- _Work to do_
Please give the entries as a numbered list with blank lines left out, beginning at the line that has "crit-pickaxe-icon: ⛏ bbox=[508, 302, 530, 323]" and stopping after the line that has "upgrade-arrow-icon: ▲ bbox=[513, 579, 525, 600]". Include only those lines.
──────
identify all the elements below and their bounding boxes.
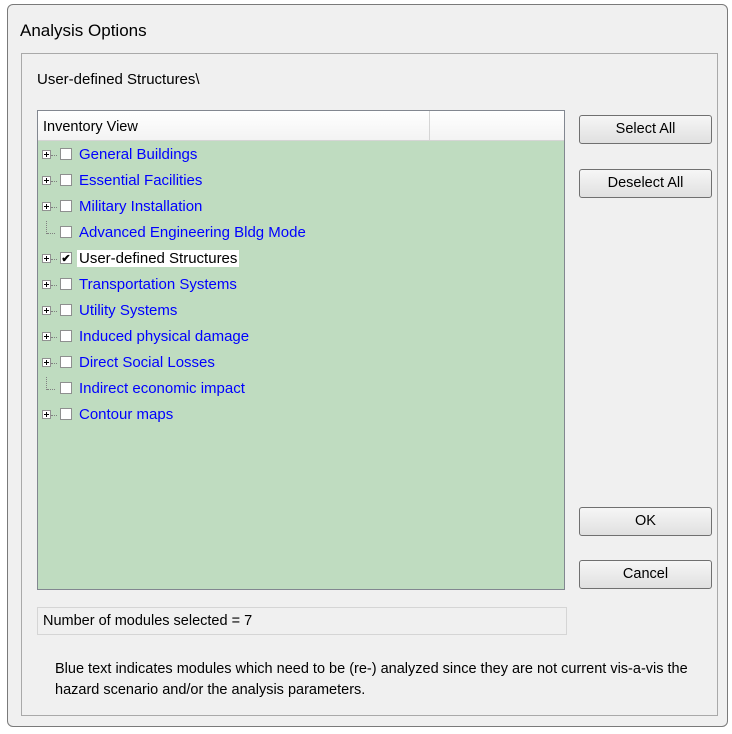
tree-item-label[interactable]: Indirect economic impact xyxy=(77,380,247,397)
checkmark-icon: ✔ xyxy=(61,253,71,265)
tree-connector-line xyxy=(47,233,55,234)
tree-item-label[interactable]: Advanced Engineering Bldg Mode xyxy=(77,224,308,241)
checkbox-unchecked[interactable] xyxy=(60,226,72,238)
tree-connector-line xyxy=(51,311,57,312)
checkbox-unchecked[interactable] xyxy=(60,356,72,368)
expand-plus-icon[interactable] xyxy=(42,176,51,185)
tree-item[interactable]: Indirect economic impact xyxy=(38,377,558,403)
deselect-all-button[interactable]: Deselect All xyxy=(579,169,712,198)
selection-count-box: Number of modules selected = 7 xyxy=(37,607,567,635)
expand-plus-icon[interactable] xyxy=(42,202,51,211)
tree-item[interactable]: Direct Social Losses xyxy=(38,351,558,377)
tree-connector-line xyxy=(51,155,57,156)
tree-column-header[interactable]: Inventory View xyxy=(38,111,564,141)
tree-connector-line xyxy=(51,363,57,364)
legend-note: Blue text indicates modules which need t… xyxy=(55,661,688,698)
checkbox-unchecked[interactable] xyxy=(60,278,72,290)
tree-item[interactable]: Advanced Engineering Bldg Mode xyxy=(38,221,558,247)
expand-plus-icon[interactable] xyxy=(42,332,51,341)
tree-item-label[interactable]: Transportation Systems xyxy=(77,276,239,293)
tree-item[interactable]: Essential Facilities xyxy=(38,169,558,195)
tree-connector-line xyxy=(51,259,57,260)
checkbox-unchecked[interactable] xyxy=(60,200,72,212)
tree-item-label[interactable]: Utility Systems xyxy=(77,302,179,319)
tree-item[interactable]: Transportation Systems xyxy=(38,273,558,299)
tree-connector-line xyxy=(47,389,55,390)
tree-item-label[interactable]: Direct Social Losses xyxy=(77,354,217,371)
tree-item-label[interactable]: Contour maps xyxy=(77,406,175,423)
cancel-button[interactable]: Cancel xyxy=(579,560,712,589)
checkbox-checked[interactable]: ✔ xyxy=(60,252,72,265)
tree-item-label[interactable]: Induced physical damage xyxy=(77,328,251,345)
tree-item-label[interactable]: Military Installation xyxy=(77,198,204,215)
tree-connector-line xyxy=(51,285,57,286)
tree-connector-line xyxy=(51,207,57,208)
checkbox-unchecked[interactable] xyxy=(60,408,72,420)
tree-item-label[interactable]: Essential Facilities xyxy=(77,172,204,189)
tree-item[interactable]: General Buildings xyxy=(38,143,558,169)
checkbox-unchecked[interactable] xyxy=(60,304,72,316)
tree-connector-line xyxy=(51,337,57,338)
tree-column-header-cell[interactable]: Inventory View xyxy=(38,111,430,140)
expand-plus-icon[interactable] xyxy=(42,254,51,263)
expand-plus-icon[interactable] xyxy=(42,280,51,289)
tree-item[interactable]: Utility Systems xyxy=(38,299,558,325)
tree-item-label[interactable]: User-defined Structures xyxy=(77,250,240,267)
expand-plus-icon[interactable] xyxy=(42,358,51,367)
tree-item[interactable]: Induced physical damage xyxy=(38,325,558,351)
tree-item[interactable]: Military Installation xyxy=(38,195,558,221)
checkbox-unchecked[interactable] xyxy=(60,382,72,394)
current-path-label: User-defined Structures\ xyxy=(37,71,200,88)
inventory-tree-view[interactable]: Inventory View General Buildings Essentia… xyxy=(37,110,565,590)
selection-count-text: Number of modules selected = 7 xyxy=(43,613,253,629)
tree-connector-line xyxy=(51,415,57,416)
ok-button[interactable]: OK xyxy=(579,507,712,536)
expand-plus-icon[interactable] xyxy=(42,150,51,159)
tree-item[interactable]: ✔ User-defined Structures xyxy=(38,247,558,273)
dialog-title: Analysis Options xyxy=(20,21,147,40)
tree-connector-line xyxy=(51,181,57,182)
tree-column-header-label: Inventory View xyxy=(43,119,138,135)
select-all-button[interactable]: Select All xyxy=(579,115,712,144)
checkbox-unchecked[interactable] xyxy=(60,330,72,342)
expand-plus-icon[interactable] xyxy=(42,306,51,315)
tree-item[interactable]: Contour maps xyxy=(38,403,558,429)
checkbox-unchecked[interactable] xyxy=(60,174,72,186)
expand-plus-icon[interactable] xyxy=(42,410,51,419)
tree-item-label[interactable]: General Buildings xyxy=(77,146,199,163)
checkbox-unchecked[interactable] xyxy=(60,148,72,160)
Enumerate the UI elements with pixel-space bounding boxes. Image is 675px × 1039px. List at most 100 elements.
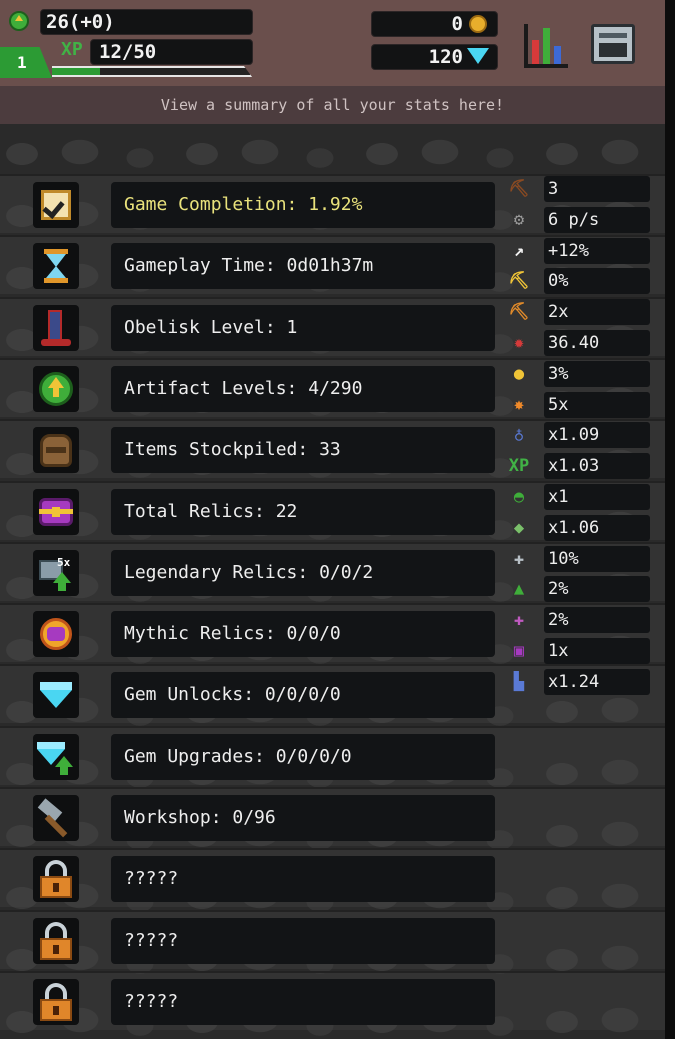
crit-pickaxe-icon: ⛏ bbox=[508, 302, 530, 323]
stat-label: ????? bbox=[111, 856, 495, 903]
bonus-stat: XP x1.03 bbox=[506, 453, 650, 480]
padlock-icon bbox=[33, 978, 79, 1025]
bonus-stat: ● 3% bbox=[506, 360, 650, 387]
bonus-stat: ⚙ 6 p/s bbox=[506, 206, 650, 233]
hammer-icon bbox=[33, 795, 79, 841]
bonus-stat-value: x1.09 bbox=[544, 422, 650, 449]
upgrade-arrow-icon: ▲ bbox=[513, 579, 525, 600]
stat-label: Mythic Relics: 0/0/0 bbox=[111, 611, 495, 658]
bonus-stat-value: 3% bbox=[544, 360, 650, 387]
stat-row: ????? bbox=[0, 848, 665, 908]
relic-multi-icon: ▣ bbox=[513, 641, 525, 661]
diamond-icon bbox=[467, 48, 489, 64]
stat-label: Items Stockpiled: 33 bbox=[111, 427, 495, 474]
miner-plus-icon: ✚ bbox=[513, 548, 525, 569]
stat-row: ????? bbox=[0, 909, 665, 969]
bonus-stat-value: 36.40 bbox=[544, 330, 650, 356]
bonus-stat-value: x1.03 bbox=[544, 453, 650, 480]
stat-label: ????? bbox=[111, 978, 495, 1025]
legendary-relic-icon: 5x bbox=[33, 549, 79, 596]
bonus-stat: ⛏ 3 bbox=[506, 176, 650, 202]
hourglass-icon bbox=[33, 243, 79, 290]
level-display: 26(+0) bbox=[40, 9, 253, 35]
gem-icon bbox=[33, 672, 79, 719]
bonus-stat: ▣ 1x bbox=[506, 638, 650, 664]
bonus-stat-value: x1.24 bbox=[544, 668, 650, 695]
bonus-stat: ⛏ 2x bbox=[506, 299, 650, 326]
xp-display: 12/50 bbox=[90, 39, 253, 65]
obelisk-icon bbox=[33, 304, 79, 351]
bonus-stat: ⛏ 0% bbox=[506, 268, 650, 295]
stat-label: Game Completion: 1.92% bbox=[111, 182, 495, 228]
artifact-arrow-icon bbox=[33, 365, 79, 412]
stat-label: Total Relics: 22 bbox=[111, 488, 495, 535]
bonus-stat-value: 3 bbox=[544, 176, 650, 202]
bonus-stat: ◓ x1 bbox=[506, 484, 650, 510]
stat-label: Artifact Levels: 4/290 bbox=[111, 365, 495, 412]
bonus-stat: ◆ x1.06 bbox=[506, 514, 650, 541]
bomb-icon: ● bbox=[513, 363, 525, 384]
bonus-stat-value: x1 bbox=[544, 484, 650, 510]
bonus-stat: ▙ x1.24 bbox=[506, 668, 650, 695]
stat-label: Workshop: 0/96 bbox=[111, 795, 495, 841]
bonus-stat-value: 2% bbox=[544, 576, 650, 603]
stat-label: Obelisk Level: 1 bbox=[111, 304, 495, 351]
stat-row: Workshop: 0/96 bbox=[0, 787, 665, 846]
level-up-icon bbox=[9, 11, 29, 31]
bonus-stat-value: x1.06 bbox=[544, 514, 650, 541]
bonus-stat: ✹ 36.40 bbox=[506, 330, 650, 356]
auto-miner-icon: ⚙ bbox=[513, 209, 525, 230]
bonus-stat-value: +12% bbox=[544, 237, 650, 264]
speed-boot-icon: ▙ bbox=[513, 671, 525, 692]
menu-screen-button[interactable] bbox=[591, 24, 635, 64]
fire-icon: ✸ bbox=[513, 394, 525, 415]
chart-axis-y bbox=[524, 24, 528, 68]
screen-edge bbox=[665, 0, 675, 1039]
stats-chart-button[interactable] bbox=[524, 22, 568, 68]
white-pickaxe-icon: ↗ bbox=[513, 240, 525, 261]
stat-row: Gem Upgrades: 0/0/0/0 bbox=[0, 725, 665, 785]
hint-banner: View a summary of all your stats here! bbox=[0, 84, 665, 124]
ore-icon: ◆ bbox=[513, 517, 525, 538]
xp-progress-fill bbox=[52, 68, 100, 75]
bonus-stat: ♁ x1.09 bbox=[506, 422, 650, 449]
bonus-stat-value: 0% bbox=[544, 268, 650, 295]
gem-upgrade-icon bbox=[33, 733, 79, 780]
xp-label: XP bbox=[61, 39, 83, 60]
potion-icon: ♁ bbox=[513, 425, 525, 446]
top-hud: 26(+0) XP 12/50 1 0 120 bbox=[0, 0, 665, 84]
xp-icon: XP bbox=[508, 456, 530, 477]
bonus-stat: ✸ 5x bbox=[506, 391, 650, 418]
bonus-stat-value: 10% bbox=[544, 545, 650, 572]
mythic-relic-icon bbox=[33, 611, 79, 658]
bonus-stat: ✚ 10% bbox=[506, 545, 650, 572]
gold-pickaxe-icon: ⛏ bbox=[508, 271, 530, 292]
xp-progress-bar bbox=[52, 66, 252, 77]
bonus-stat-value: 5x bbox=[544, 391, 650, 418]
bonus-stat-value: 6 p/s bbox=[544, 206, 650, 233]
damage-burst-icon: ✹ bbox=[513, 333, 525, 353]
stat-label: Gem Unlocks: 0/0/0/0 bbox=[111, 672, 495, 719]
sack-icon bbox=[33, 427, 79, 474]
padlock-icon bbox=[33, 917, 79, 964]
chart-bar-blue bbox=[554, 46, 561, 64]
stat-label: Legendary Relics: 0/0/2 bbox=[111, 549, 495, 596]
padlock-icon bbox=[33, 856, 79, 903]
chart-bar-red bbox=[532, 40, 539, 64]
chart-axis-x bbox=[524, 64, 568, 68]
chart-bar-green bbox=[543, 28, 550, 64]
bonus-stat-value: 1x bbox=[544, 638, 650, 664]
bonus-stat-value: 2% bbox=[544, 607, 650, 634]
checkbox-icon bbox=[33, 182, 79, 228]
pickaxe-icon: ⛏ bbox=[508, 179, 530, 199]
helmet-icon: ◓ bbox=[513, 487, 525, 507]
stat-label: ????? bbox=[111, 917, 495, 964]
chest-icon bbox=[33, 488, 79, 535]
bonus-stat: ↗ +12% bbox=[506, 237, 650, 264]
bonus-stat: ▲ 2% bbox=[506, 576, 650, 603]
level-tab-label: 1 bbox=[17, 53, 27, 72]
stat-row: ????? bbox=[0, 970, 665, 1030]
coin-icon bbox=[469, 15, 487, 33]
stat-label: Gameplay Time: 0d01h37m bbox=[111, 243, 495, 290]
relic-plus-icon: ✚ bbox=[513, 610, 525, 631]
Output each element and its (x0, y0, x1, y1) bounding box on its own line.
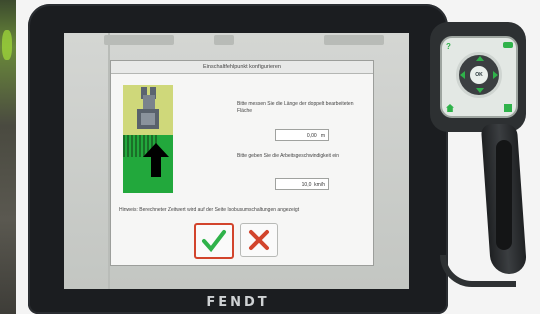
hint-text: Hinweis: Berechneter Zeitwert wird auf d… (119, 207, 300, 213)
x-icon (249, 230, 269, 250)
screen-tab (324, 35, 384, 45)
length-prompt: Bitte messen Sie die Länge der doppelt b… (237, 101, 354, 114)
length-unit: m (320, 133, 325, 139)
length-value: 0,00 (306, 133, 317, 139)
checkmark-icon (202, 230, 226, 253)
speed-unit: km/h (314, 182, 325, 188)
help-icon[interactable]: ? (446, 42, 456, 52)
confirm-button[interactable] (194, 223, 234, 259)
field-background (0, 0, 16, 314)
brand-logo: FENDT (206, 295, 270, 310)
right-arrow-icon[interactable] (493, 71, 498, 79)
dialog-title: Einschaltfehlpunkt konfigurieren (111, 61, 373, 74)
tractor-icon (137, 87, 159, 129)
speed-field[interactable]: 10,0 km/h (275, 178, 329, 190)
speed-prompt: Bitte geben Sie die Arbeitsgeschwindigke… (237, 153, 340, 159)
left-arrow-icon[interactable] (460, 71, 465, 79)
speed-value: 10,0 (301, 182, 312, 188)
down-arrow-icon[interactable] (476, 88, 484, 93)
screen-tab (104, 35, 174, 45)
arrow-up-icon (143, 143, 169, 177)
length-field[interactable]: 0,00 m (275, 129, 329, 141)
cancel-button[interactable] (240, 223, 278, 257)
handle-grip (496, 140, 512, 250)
──────
- _The solution_
1. crit-pickaxe-icon: ⛏ bbox=[508, 302, 530, 323]
2. stat-label: ????? bbox=[111, 856, 495, 903]
3. bonus-stat: XP x1.03 bbox=[506, 453, 650, 480]
4. padlock-icon bbox=[33, 978, 79, 1025]
5. bonus-stat: ● 3% bbox=[506, 360, 650, 387]
6. bonus-stat: ⚙ 6 p/s bbox=[506, 206, 650, 233]
7. hammer-icon bbox=[33, 795, 79, 841]
8. bonus-stat-value: x1.09 bbox=[544, 422, 650, 449]
9. upgrade-arrow-icon: ▲ bbox=[513, 579, 525, 600]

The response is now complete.